### Exercise description
Carry none of the pictures over; write out the complete data exactly.
start Data entries
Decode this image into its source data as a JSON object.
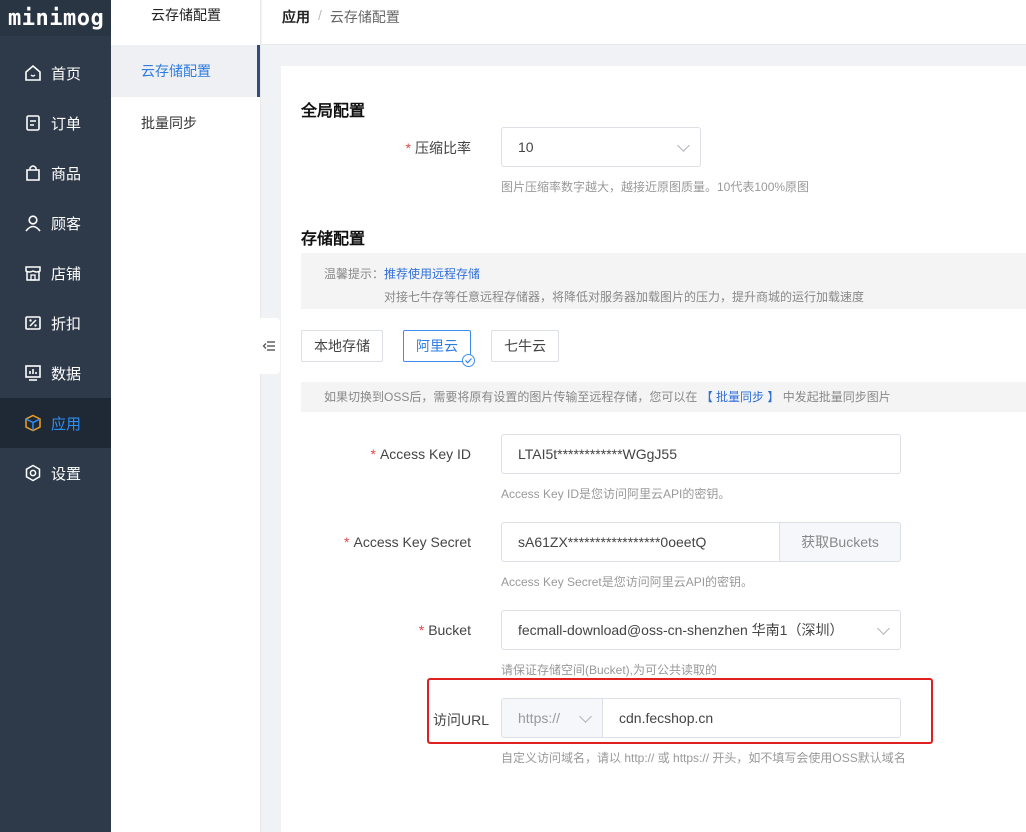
{
  "app": {
    "logo": "minimog"
  },
  "sidebar": {
    "items": [
      {
        "label": "首页",
        "icon": "home-icon"
      },
      {
        "label": "订单",
        "icon": "order-icon"
      },
      {
        "label": "商品",
        "icon": "bag-icon"
      },
      {
        "label": "顾客",
        "icon": "user-icon"
      },
      {
        "label": "店铺",
        "icon": "store-icon"
      },
      {
        "label": "折扣",
        "icon": "discount-icon"
      },
      {
        "label": "数据",
        "icon": "chart-icon"
      },
      {
        "label": "应用",
        "icon": "cube-icon"
      },
      {
        "label": "设置",
        "icon": "gear-icon"
      }
    ],
    "active_index": 7
  },
  "submenu": {
    "title": "云存储配置",
    "items": [
      {
        "label": "云存储配置"
      },
      {
        "label": "批量同步"
      }
    ],
    "active_index": 0
  },
  "breadcrumb": {
    "parent": "应用",
    "separator": "/",
    "current": "云存储配置"
  },
  "global_config": {
    "title": "全局配置",
    "compression": {
      "label": "压缩比率",
      "value": "10",
      "hint": "图片压缩率数字越大，越接近原图质量。10代表100%原图"
    }
  },
  "storage_config": {
    "title": "存储配置",
    "tip": {
      "prefix": "温馨提示：",
      "link": "推荐使用远程存储",
      "text": "对接七牛存等任意远程存储器，将降低对服务器加载图片的压力，提升商城的运行加载速度"
    },
    "tabs": [
      {
        "label": "本地存储"
      },
      {
        "label": "阿里云"
      },
      {
        "label": "七牛云"
      }
    ],
    "active_tab": 1,
    "notice": {
      "before": "如果切换到OSS后，需要将原有设置的图片传输至远程存储，您可以在",
      "link": "【 批量同步 】",
      "after": "中发起批量同步图片"
    }
  },
  "oss_form": {
    "access_key_id": {
      "label": "Access Key ID",
      "value": "LTAI5t************WGgJ55",
      "hint": "Access Key ID是您访问阿里云API的密钥。"
    },
    "access_key_secret": {
      "label": "Access Key Secret",
      "value": "sA61ZX*****************0oeetQ",
      "button": "获取Buckets",
      "hint": "Access Key Secret是您访问阿里云API的密钥。"
    },
    "bucket": {
      "label": "Bucket",
      "value": "fecmall-download@oss-cn-shenzhen 华南1（深圳）",
      "hint": "请保证存储空间(Bucket),为可公共读取的"
    },
    "access_url": {
      "label": "访问URL",
      "protocol": "https://",
      "value": "cdn.fecshop.cn",
      "hint": "自定义访问域名，请以 http:// 或 https:// 开头，如不填写会使用OSS默认域名"
    }
  },
  "colors": {
    "sidebar_bg": "#2e3a4a",
    "accent": "#2f7de1",
    "required": "#e04848",
    "highlight_box": "#e02020"
  }
}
end Data entries
### Result for this task
Decode this image into its source data as a JSON object.
{
  "app": {
    "logo": "minimog"
  },
  "sidebar": {
    "items": [
      {
        "label": "首页",
        "icon": "home-icon"
      },
      {
        "label": "订单",
        "icon": "order-icon"
      },
      {
        "label": "商品",
        "icon": "bag-icon"
      },
      {
        "label": "顾客",
        "icon": "user-icon"
      },
      {
        "label": "店铺",
        "icon": "store-icon"
      },
      {
        "label": "折扣",
        "icon": "discount-icon"
      },
      {
        "label": "数据",
        "icon": "chart-icon"
      },
      {
        "label": "应用",
        "icon": "cube-icon"
      },
      {
        "label": "设置",
        "icon": "gear-icon"
      }
    ],
    "active_index": 7
  },
  "submenu": {
    "title": "云存储配置",
    "items": [
      {
        "label": "云存储配置"
      },
      {
        "label": "批量同步"
      }
    ],
    "active_index": 0
  },
  "breadcrumb": {
    "parent": "应用",
    "separator": "/",
    "current": "云存储配置"
  },
  "global_config": {
    "title": "全局配置",
    "compression": {
      "label": "压缩比率",
      "value": "10",
      "hint": "图片压缩率数字越大，越接近原图质量。10代表100%原图"
    }
  },
  "storage_config": {
    "title": "存储配置",
    "tip": {
      "prefix": "温馨提示：",
      "link": "推荐使用远程存储",
      "text": "对接七牛存等任意远程存储器，将降低对服务器加载图片的压力，提升商城的运行加载速度"
    },
    "tabs": [
      {
        "label": "本地存储"
      },
      {
        "label": "阿里云"
      },
      {
        "label": "七牛云"
      }
    ],
    "active_tab": 1,
    "notice": {
      "before": "如果切换到OSS后，需要将原有设置的图片传输至远程存储，您可以在",
      "link": "【 批量同步 】",
      "after": "中发起批量同步图片"
    }
  },
  "oss_form": {
    "access_key_id": {
      "label": "Access Key ID",
      "value": "LTAI5t************WGgJ55",
      "hint": "Access Key ID是您访问阿里云API的密钥。"
    },
    "access_key_secret": {
      "label": "Access Key Secret",
      "value": "sA61ZX*****************0oeetQ",
      "button": "获取Buckets",
      "hint": "Access Key Secret是您访问阿里云API的密钥。"
    },
    "bucket": {
      "label": "Bucket",
      "value": "fecmall-download@oss-cn-shenzhen 华南1（深圳）",
      "hint": "请保证存储空间(Bucket),为可公共读取的"
    },
    "access_url": {
      "label": "访问URL",
      "protocol": "https://",
      "value": "cdn.fecshop.cn",
      "hint": "自定义访问域名，请以 http:// 或 https:// 开头，如不填写会使用OSS默认域名"
    }
  },
  "colors": {
    "sidebar_bg": "#2e3a4a",
    "accent": "#2f7de1",
    "required": "#e04848",
    "highlight_box": "#e02020"
  }
}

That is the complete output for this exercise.